Listing »
[BEGIN]

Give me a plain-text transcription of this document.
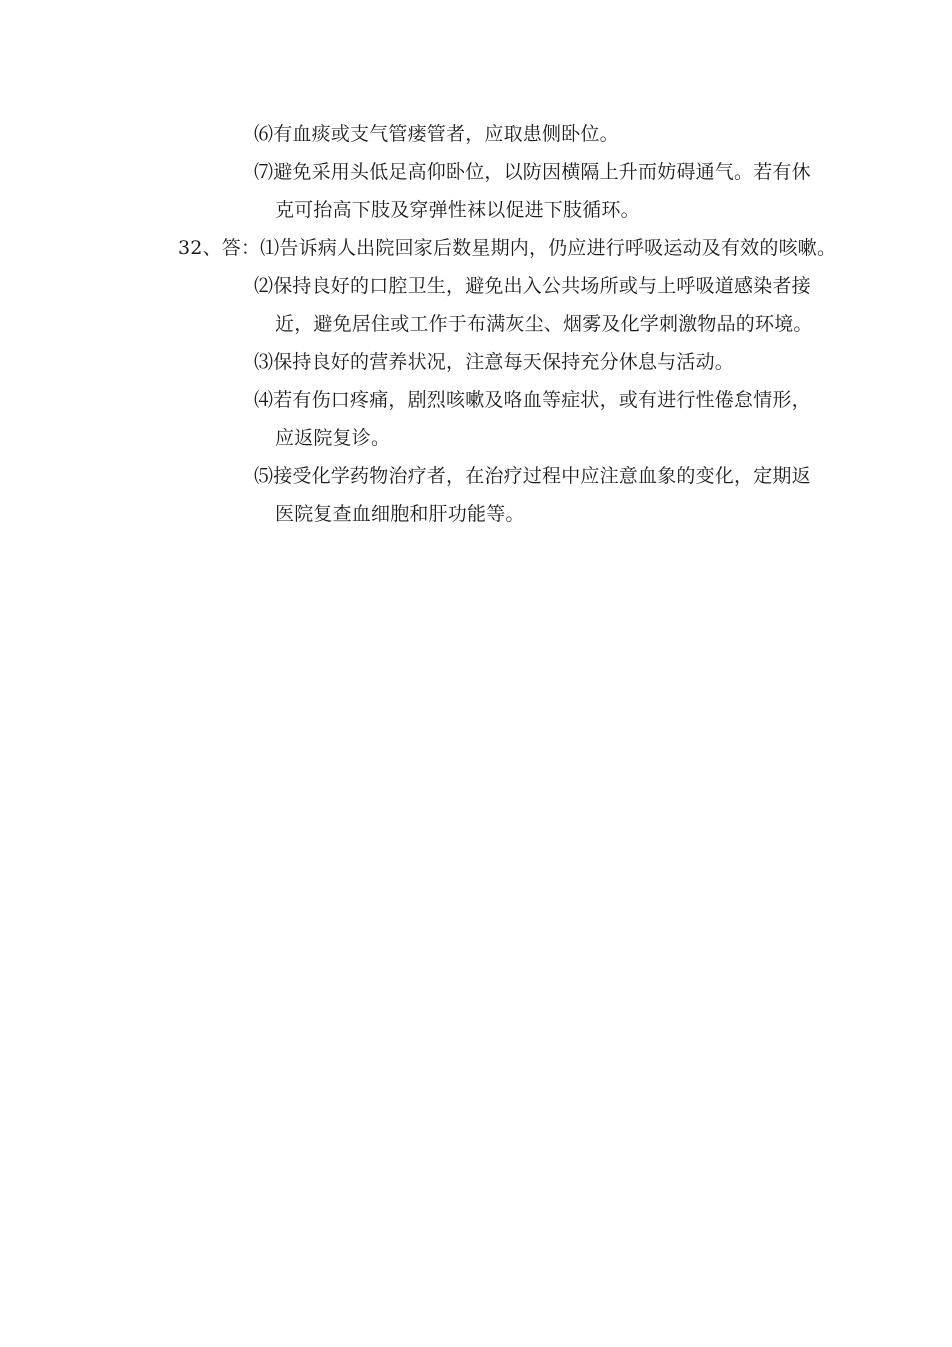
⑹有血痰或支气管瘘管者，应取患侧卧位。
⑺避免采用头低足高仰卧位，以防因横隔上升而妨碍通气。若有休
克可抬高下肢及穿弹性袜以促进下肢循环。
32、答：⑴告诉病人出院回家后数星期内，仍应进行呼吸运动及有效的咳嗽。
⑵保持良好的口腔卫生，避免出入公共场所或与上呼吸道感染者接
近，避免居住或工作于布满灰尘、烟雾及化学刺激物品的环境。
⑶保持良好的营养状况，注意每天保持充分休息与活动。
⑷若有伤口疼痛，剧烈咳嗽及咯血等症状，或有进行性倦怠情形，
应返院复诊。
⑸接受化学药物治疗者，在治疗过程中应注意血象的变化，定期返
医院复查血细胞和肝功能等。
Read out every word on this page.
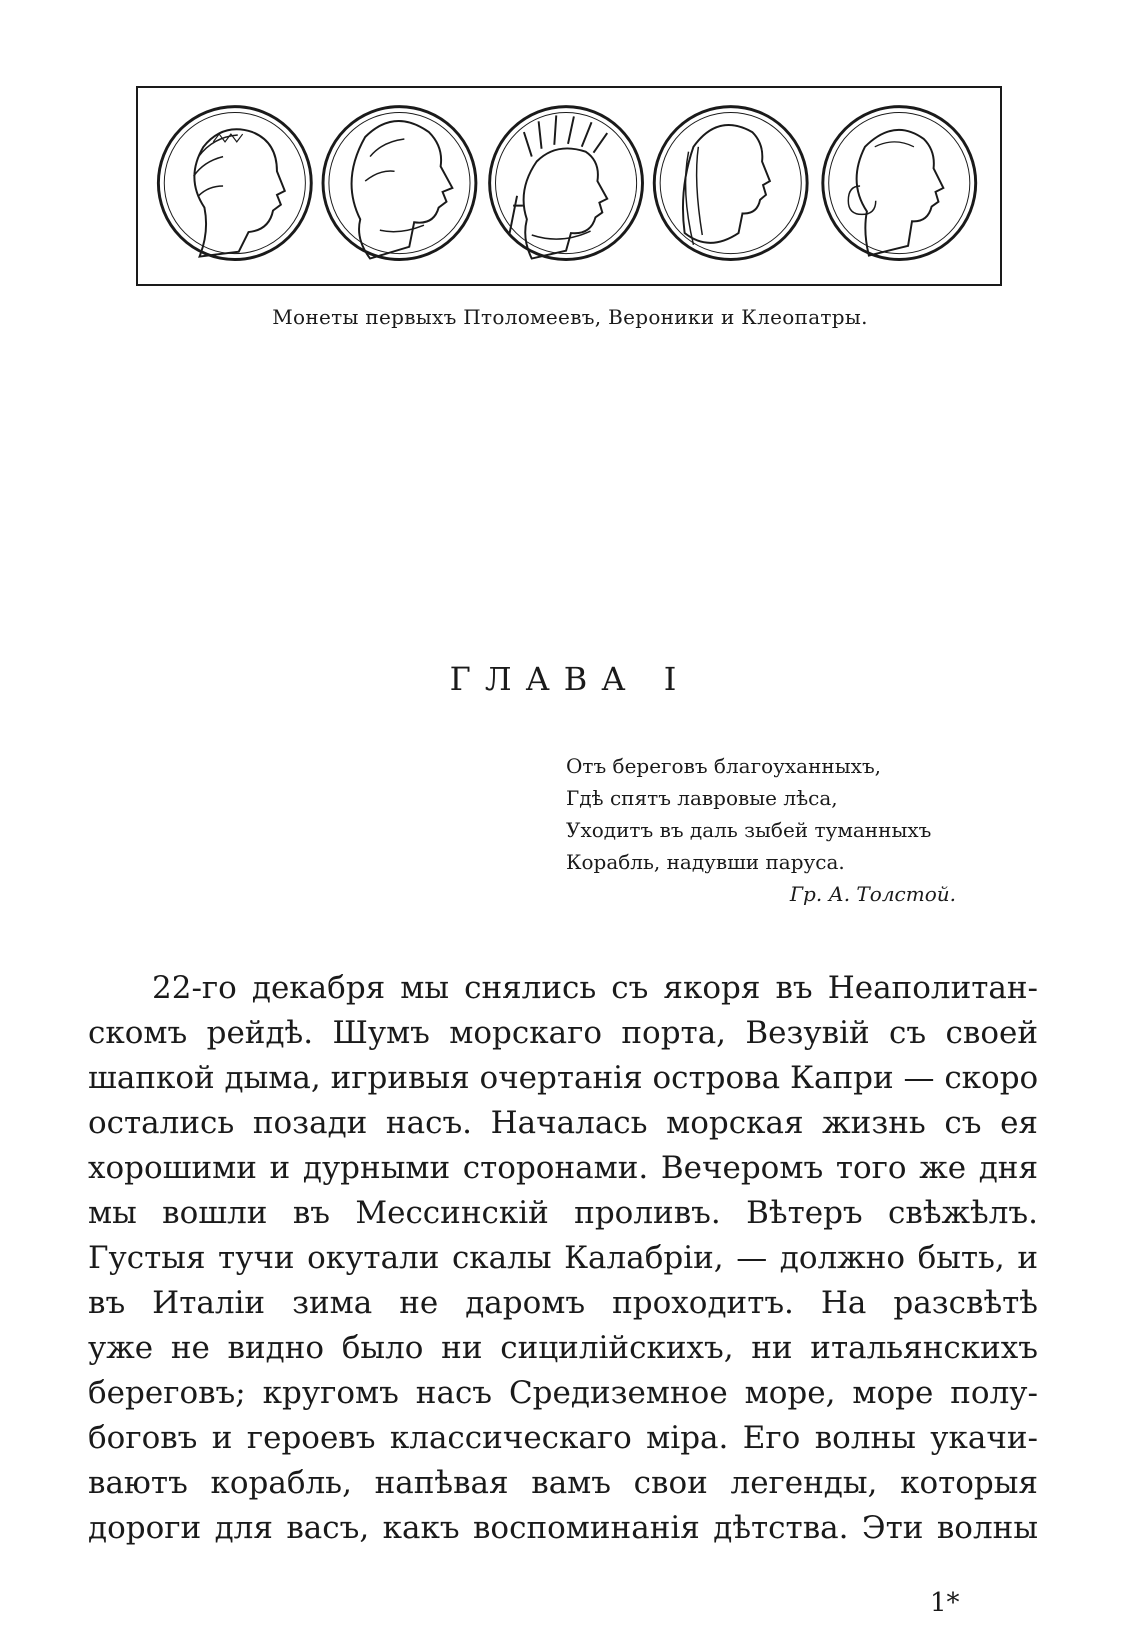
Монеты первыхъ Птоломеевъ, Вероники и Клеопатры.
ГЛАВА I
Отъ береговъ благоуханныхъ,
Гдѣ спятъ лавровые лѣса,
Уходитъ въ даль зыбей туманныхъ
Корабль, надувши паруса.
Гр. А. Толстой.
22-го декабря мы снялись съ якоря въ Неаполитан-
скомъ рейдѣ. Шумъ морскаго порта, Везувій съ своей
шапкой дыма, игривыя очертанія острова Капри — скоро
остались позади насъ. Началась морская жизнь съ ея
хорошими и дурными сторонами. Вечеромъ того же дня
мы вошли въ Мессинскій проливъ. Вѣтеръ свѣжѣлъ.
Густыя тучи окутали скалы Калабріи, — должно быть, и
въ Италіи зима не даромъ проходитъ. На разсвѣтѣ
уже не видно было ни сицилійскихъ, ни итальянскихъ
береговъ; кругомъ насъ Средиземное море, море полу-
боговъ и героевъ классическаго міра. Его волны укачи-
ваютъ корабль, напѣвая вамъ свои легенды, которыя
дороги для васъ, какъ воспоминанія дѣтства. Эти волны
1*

[END]

What to work on » Retype the entries word for word. Omit any images.

Output »
Give me a plain-text transcription of this document.
⑹有血痰或支气管瘘管者，应取患侧卧位。
⑺避免采用头低足高仰卧位，以防因横隔上升而妨碍通气。若有休
克可抬高下肢及穿弹性袜以促进下肢循环。
32、答：⑴告诉病人出院回家后数星期内，仍应进行呼吸运动及有效的咳嗽。
⑵保持良好的口腔卫生，避免出入公共场所或与上呼吸道感染者接
近，避免居住或工作于布满灰尘、烟雾及化学刺激物品的环境。
⑶保持良好的营养状况，注意每天保持充分休息与活动。
⑷若有伤口疼痛，剧烈咳嗽及咯血等症状，或有进行性倦怠情形，
应返院复诊。
⑸接受化学药物治疗者，在治疗过程中应注意血象的变化，定期返
医院复查血细胞和肝功能等。
Read out every word on this page.
Монеты первыхъ Птоломеевъ, Вероники и Клеопатры.
ГЛАВА I
Отъ береговъ благоуханныхъ,
Гдѣ спятъ лавровые лѣса,
Уходитъ въ даль зыбей туманныхъ
Корабль, надувши паруса.
Гр. А. Толстой.
22-го декабря мы снялись съ якоря въ Неаполитан-
скомъ рейдѣ. Шумъ морскаго порта, Везувій съ своей
шапкой дыма, игривыя очертанія острова Капри — скоро
остались позади насъ. Началась морская жизнь съ ея
хорошими и дурными сторонами. Вечеромъ того же дня
мы вошли въ Мессинскій проливъ. Вѣтеръ свѣжѣлъ.
Густыя тучи окутали скалы Калабріи, — должно быть, и
въ Италіи зима не даромъ проходитъ. На разсвѣтѣ
уже не видно было ни сицилійскихъ, ни итальянскихъ
береговъ; кругомъ насъ Средиземное море, море полу-
боговъ и героевъ классическаго міра. Его волны укачи-
ваютъ корабль, напѣвая вамъ свои легенды, которыя
дороги для васъ, какъ воспоминанія дѣтства. Эти волны
1*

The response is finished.